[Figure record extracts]
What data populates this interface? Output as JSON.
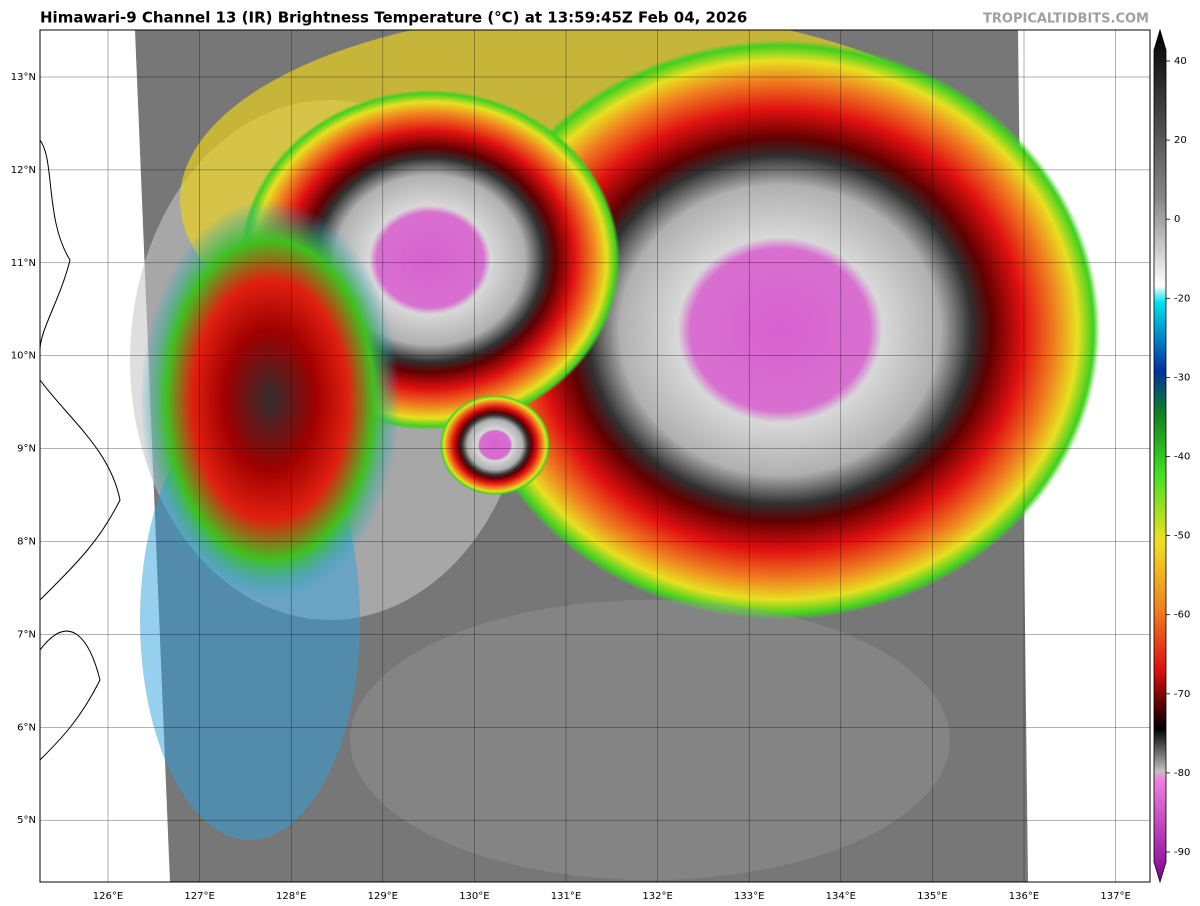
{
  "header": {
    "title": "Himawari-9 Channel 13 (IR) Brightness Temperature (°C) at 13:59:45Z Feb 04, 2026",
    "watermark": "TROPICALTIDBITS.COM"
  },
  "map": {
    "latitude_labels": [
      "13°N",
      "12°N",
      "11°N",
      "10°N",
      "9°N",
      "8°N",
      "7°N",
      "6°N",
      "5°N"
    ],
    "longitude_labels": [
      "126°E",
      "127°E",
      "128°E",
      "129°E",
      "130°E",
      "131°E",
      "132°E",
      "133°E",
      "134°E",
      "135°E",
      "136°E",
      "137°E"
    ]
  },
  "colorbar": {
    "ticks": [
      40,
      20,
      0,
      -20,
      -30,
      -40,
      -50,
      -60,
      -70,
      -80,
      -90
    ]
  }
}
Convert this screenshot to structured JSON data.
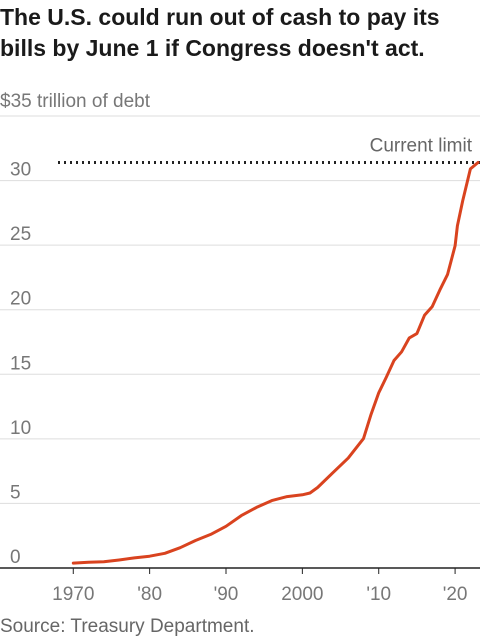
{
  "title": "The U.S. could run out of cash to pay its bills by June 1 if Congress doesn't act.",
  "source": "Source: Treasury Department.",
  "colors": {
    "line": "#d9431f",
    "grid": "#dddddd",
    "axis": "#222222",
    "limit": "#222222",
    "text": "#777777"
  },
  "chart_data": {
    "type": "line",
    "ylabel": "$35 trillion of debt",
    "y_ticks": [
      0,
      5,
      10,
      15,
      20,
      25,
      30,
      35
    ],
    "y_tick_labels": [
      "0",
      "5",
      "10",
      "15",
      "20",
      "25",
      "30"
    ],
    "ylim": [
      0,
      35
    ],
    "xlim": [
      1968,
      2023
    ],
    "x_ticks": [
      1970,
      1980,
      1990,
      2000,
      2010,
      2020
    ],
    "x_tick_labels": [
      "1970",
      "'80",
      "'90",
      "2000",
      "'10",
      "'20"
    ],
    "annotation": {
      "label": "Current limit",
      "value": 31.4
    },
    "x": [
      1970,
      1972,
      1974,
      1976,
      1978,
      1980,
      1982,
      1984,
      1986,
      1988,
      1990,
      1992,
      1994,
      1996,
      1998,
      2000,
      2001,
      2002,
      2004,
      2006,
      2008,
      2009,
      2010,
      2011,
      2012,
      2013,
      2014,
      2015,
      2016,
      2017,
      2018,
      2019,
      2020,
      2020.3,
      2021,
      2022,
      2023
    ],
    "y": [
      0.38,
      0.44,
      0.48,
      0.62,
      0.78,
      0.91,
      1.14,
      1.57,
      2.13,
      2.6,
      3.23,
      4.06,
      4.69,
      5.22,
      5.53,
      5.67,
      5.81,
      6.23,
      7.38,
      8.51,
      10.02,
      11.91,
      13.56,
      14.79,
      16.07,
      16.74,
      17.82,
      18.15,
      19.57,
      20.24,
      21.52,
      22.72,
      24.95,
      26.5,
      28.43,
      30.9,
      31.4
    ]
  }
}
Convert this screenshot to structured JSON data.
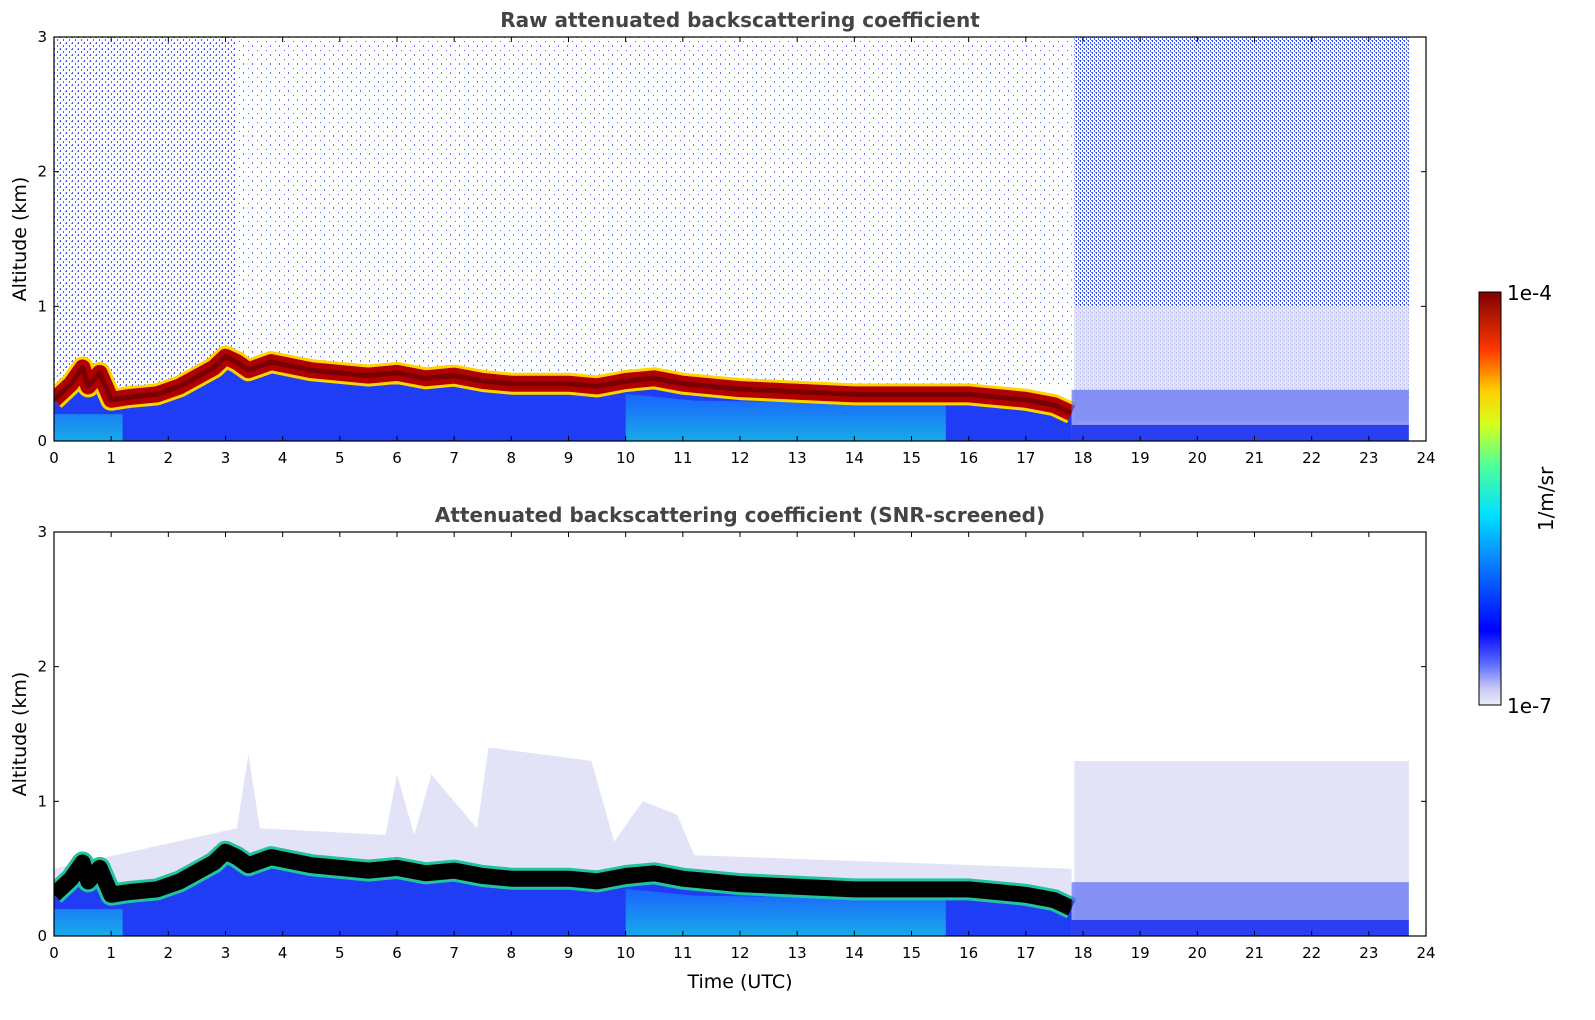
{
  "chart_data": [
    {
      "type": "heatmap",
      "title": "Raw attenuated backscattering coefficient",
      "xlabel": "",
      "ylabel": "Altitude (km)",
      "xlim": [
        0,
        24
      ],
      "ylim": [
        0,
        3
      ],
      "xticks": [
        "0",
        "1",
        "2",
        "3",
        "4",
        "5",
        "6",
        "7",
        "8",
        "9",
        "10",
        "11",
        "12",
        "13",
        "14",
        "15",
        "16",
        "17",
        "18",
        "19",
        "20",
        "21",
        "22",
        "23",
        "24"
      ],
      "yticks": [
        "0",
        "1",
        "2",
        "3"
      ],
      "layer_top_km": {
        "x": [
          0,
          0.3,
          0.5,
          0.6,
          0.8,
          1.0,
          1.3,
          1.8,
          2.2,
          2.8,
          3.0,
          3.2,
          3.4,
          3.8,
          4.5,
          5.5,
          6.0,
          6.5,
          7.0,
          7.5,
          8.0,
          8.5,
          9.0,
          9.5,
          10.0,
          10.5,
          11.0,
          12.0,
          13.0,
          14.0,
          15.0,
          16.0,
          17.0,
          17.5,
          17.8
        ],
        "y": [
          0.38,
          0.5,
          0.62,
          0.48,
          0.58,
          0.38,
          0.4,
          0.42,
          0.48,
          0.62,
          0.7,
          0.66,
          0.6,
          0.66,
          0.6,
          0.56,
          0.58,
          0.54,
          0.56,
          0.52,
          0.5,
          0.5,
          0.5,
          0.48,
          0.52,
          0.54,
          0.5,
          0.46,
          0.44,
          0.42,
          0.42,
          0.42,
          0.38,
          0.34,
          0.28
        ]
      },
      "colorbar": {
        "label": "1/m/sr",
        "min_label": "1e-7",
        "max_label": "1e-4",
        "colormap": "jet"
      }
    },
    {
      "type": "heatmap",
      "title": "Attenuated backscattering coefficient (SNR-screened)",
      "xlabel": "Time (UTC)",
      "ylabel": "Altitude (km)",
      "xlim": [
        0,
        24
      ],
      "ylim": [
        0,
        3
      ],
      "xticks": [
        "0",
        "1",
        "2",
        "3",
        "4",
        "5",
        "6",
        "7",
        "8",
        "9",
        "10",
        "11",
        "12",
        "13",
        "14",
        "15",
        "16",
        "17",
        "18",
        "19",
        "20",
        "21",
        "22",
        "23",
        "24"
      ],
      "yticks": [
        "0",
        "1",
        "2",
        "3"
      ],
      "screened_region_top_km": {
        "x": [
          17.85,
          23.7
        ],
        "y": [
          1.3,
          1.3
        ]
      }
    }
  ],
  "colors": {
    "title": "#444444",
    "low_signal": "#e3e3f7",
    "noise_blue": "#1a3cff",
    "mid_blue": "#2a55ff",
    "cyan": "#1ab8e8",
    "layer_red": "#b00000",
    "layer_black": "#000000"
  }
}
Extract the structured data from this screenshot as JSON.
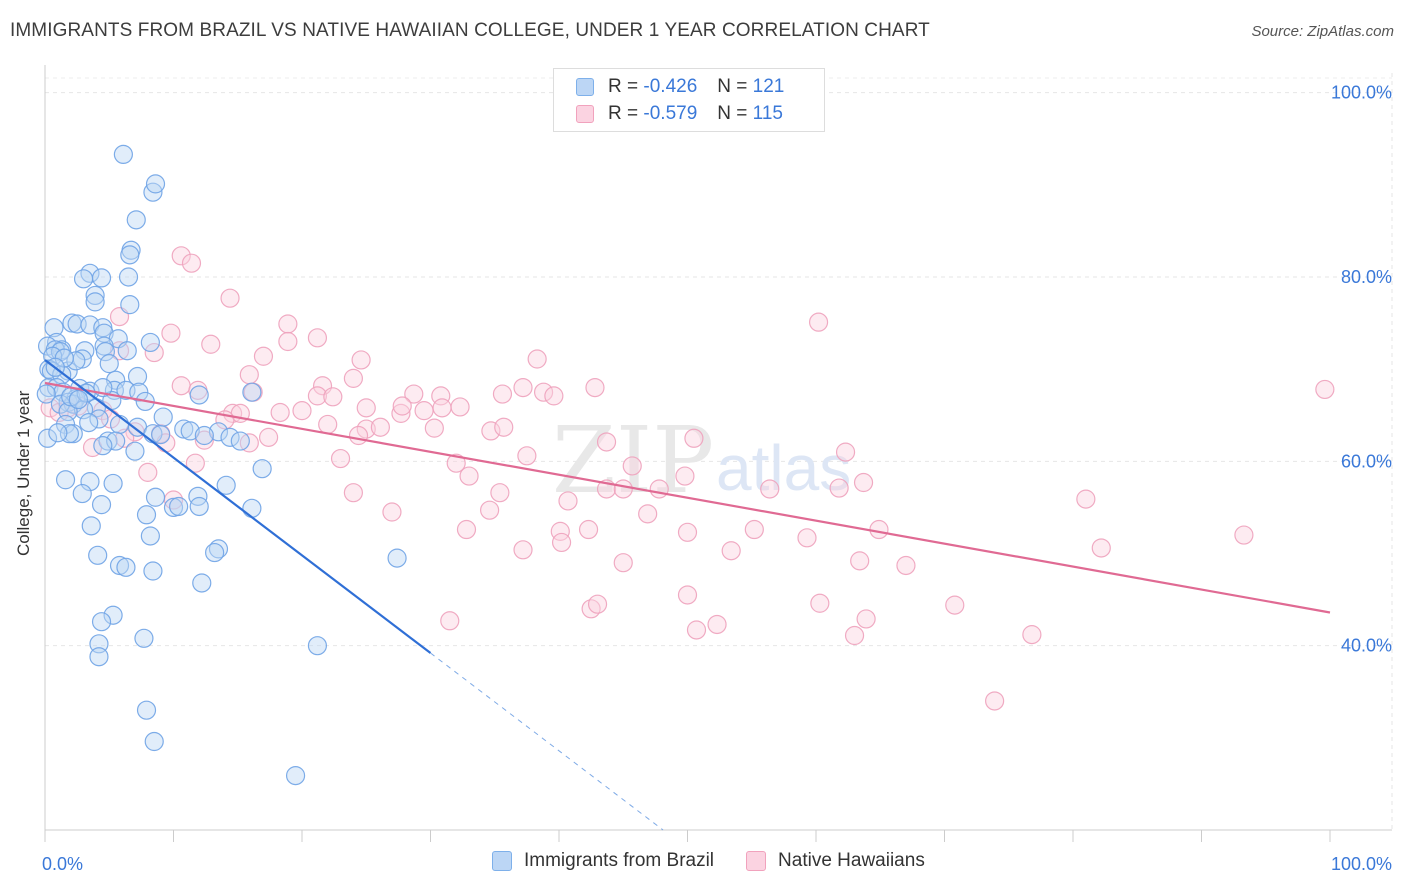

Stated problem —
Every record above should be written out again exactly; the pictures stay out of the copy.

Correct result —
What data populates this interface? Output as JSON.
{
  "header": {
    "title": "Himawari-9 Channel 13 (IR) Brightness Temperature (°C) at 13:59:45Z Feb 04, 2026",
    "watermark": "TROPICALTIDBITS.COM"
  },
  "map": {
    "latitude_labels": [
      "13°N",
      "12°N",
      "11°N",
      "10°N",
      "9°N",
      "8°N",
      "7°N",
      "6°N",
      "5°N"
    ],
    "longitude_labels": [
      "126°E",
      "127°E",
      "128°E",
      "129°E",
      "130°E",
      "131°E",
      "132°E",
      "133°E",
      "134°E",
      "135°E",
      "136°E",
      "137°E"
    ]
  },
  "colorbar": {
    "ticks": [
      40,
      20,
      0,
      -20,
      -30,
      -40,
      -50,
      -60,
      -70,
      -80,
      -90
    ]
  }
}
Convert this screenshot to structured JSON data.
{
  "title": "The U.S. could run out of cash to pay its bills by June 1 if Congress doesn't act.",
  "source": "Source: Treasury Department.",
  "colors": {
    "line": "#d9431f",
    "grid": "#dddddd",
    "axis": "#222222",
    "limit": "#222222",
    "text": "#777777"
  },
  "chart_data": {
    "type": "line",
    "ylabel": "$35 trillion of debt",
    "y_ticks": [
      0,
      5,
      10,
      15,
      20,
      25,
      30,
      35
    ],
    "y_tick_labels": [
      "0",
      "5",
      "10",
      "15",
      "20",
      "25",
      "30"
    ],
    "ylim": [
      0,
      35
    ],
    "xlim": [
      1968,
      2023
    ],
    "x_ticks": [
      1970,
      1980,
      1990,
      2000,
      2010,
      2020
    ],
    "x_tick_labels": [
      "1970",
      "'80",
      "'90",
      "2000",
      "'10",
      "'20"
    ],
    "annotation": {
      "label": "Current limit",
      "value": 31.4
    },
    "x": [
      1970,
      1972,
      1974,
      1976,
      1978,
      1980,
      1982,
      1984,
      1986,
      1988,
      1990,
      1992,
      1994,
      1996,
      1998,
      2000,
      2001,
      2002,
      2004,
      2006,
      2008,
      2009,
      2010,
      2011,
      2012,
      2013,
      2014,
      2015,
      2016,
      2017,
      2018,
      2019,
      2020,
      2020.3,
      2021,
      2022,
      2023
    ],
    "y": [
      0.38,
      0.44,
      0.48,
      0.62,
      0.78,
      0.91,
      1.14,
      1.57,
      2.13,
      2.6,
      3.23,
      4.06,
      4.69,
      5.22,
      5.53,
      5.67,
      5.81,
      6.23,
      7.38,
      8.51,
      10.02,
      11.91,
      13.56,
      14.79,
      16.07,
      16.74,
      17.82,
      18.15,
      19.57,
      20.24,
      21.52,
      22.72,
      24.95,
      26.5,
      28.43,
      30.9,
      31.4
    ]
  }
}
Convert this screenshot to structured JSON data.
{
  "chart_data": [
    {
      "type": "heatmap",
      "title": "Raw attenuated backscattering coefficient",
      "xlabel": "",
      "ylabel": "Altitude (km)",
      "xlim": [
        0,
        24
      ],
      "ylim": [
        0,
        3
      ],
      "xticks": [
        "0",
        "1",
        "2",
        "3",
        "4",
        "5",
        "6",
        "7",
        "8",
        "9",
        "10",
        "11",
        "12",
        "13",
        "14",
        "15",
        "16",
        "17",
        "18",
        "19",
        "20",
        "21",
        "22",
        "23",
        "24"
      ],
      "yticks": [
        "0",
        "1",
        "2",
        "3"
      ],
      "layer_top_km": {
        "x": [
          0,
          0.3,
          0.5,
          0.6,
          0.8,
          1.0,
          1.3,
          1.8,
          2.2,
          2.8,
          3.0,
          3.2,
          3.4,
          3.8,
          4.5,
          5.5,
          6.0,
          6.5,
          7.0,
          7.5,
          8.0,
          8.5,
          9.0,
          9.5,
          10.0,
          10.5,
          11.0,
          12.0,
          13.0,
          14.0,
          15.0,
          16.0,
          17.0,
          17.5,
          17.8
        ],
        "y": [
          0.38,
          0.5,
          0.62,
          0.48,
          0.58,
          0.38,
          0.4,
          0.42,
          0.48,
          0.62,
          0.7,
          0.66,
          0.6,
          0.66,
          0.6,
          0.56,
          0.58,
          0.54,
          0.56,
          0.52,
          0.5,
          0.5,
          0.5,
          0.48,
          0.52,
          0.54,
          0.5,
          0.46,
          0.44,
          0.42,
          0.42,
          0.42,
          0.38,
          0.34,
          0.28
        ]
      },
      "colorbar": {
        "label": "1/m/sr",
        "min_label": "1e-7",
        "max_label": "1e-4",
        "colormap": "jet"
      }
    },
    {
      "type": "heatmap",
      "title": "Attenuated backscattering coefficient (SNR-screened)",
      "xlabel": "Time (UTC)",
      "ylabel": "Altitude (km)",
      "xlim": [
        0,
        24
      ],
      "ylim": [
        0,
        3
      ],
      "xticks": [
        "0",
        "1",
        "2",
        "3",
        "4",
        "5",
        "6",
        "7",
        "8",
        "9",
        "10",
        "11",
        "12",
        "13",
        "14",
        "15",
        "16",
        "17",
        "18",
        "19",
        "20",
        "21",
        "22",
        "23",
        "24"
      ],
      "yticks": [
        "0",
        "1",
        "2",
        "3"
      ],
      "screened_region_top_km": {
        "x": [
          17.85,
          23.7
        ],
        "y": [
          1.3,
          1.3
        ]
      }
    }
  ],
  "colors": {
    "title": "#444444",
    "low_signal": "#e3e3f7",
    "noise_blue": "#1a3cff",
    "mid_blue": "#2a55ff",
    "cyan": "#1ab8e8",
    "layer_red": "#b00000",
    "layer_black": "#000000"
  }
}
Extract the structured data from this screenshot as JSON.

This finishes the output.